_Exercise requirements_.
All of the material below is to be returned exactly.

_Data for this task_.
---
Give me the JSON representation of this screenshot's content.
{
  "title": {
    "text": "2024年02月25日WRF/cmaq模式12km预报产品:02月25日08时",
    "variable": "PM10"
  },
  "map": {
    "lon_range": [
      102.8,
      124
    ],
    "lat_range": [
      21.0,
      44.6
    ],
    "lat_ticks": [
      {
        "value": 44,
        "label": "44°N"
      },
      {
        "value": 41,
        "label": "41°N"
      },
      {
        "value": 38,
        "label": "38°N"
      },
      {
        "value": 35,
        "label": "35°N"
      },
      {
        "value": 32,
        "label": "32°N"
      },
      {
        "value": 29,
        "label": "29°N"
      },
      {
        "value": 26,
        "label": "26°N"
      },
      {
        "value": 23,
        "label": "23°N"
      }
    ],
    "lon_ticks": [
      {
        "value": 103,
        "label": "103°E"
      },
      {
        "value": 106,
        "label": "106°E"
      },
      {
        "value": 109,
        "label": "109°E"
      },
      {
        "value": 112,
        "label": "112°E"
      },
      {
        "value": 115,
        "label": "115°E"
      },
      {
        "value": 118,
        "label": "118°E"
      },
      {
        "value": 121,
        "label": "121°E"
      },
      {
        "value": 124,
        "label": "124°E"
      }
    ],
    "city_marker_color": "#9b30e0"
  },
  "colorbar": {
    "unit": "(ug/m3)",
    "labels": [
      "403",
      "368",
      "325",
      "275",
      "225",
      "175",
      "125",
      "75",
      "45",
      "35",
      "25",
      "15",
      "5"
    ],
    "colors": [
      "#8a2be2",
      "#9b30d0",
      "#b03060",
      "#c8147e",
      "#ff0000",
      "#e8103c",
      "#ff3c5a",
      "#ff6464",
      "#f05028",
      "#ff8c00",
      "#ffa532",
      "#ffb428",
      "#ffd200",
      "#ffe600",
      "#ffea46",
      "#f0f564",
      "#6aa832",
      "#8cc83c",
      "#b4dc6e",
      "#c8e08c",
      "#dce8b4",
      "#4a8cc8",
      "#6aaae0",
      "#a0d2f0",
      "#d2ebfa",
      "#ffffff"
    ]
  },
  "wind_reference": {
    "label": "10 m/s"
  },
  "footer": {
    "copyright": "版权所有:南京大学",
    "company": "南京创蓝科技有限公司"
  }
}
---
_Written response_.
Give me the JSON representation of this screenshot's content.
{
  "title": {
    "text": "2024年02月25日WRF/cmaq模式12km预报产品:02月25日08时",
    "variable": "PM10"
  },
  "map": {
    "lon_range": [
      102.8,
      124
    ],
    "lat_range": [
      21.0,
      44.6
    ],
    "lat_ticks": [
      {
        "value": 44,
        "label": "44°N"
      },
      {
        "value": 41,
        "label": "41°N"
      },
      {
        "value": 38,
        "label": "38°N"
      },
      {
        "value": 35,
        "label": "35°N"
      },
      {
        "value": 32,
        "label": "32°N"
      },
      {
        "value": 29,
        "label": "29°N"
      },
      {
        "value": 26,
        "label": "26°N"
      },
      {
        "value": 23,
        "label": "23°N"
      }
    ],
    "lon_ticks": [
      {
        "value": 103,
        "label": "103°E"
      },
      {
        "value": 106,
        "label": "106°E"
      },
      {
        "value": 109,
        "label": "109°E"
      },
      {
        "value": 112,
        "label": "112°E"
      },
      {
        "value": 115,
        "label": "115°E"
      },
      {
        "value": 118,
        "label": "118°E"
      },
      {
        "value": 121,
        "label": "121°E"
      },
      {
        "value": 124,
        "label": "124°E"
      }
    ],
    "city_marker_color": "#9b30e0"
  },
  "colorbar": {
    "unit": "(ug/m3)",
    "labels": [
      "403",
      "368",
      "325",
      "275",
      "225",
      "175",
      "125",
      "75",
      "45",
      "35",
      "25",
      "15",
      "5"
    ],
    "colors": [
      "#8a2be2",
      "#9b30d0",
      "#b03060",
      "#c8147e",
      "#ff0000",
      "#e8103c",
      "#ff3c5a",
      "#ff6464",
      "#f05028",
      "#ff8c00",
      "#ffa532",
      "#ffb428",
      "#ffd200",
      "#ffe600",
      "#ffea46",
      "#f0f564",
      "#6aa832",
      "#8cc83c",
      "#b4dc6e",
      "#c8e08c",
      "#dce8b4",
      "#4a8cc8",
      "#6aaae0",
      "#a0d2f0",
      "#d2ebfa",
      "#ffffff"
    ]
  },
  "wind_reference": {
    "label": "10 m/s"
  },
  "footer": {
    "copyright": "版权所有:南京大学",
    "company": "南京创蓝科技有限公司"
  }
}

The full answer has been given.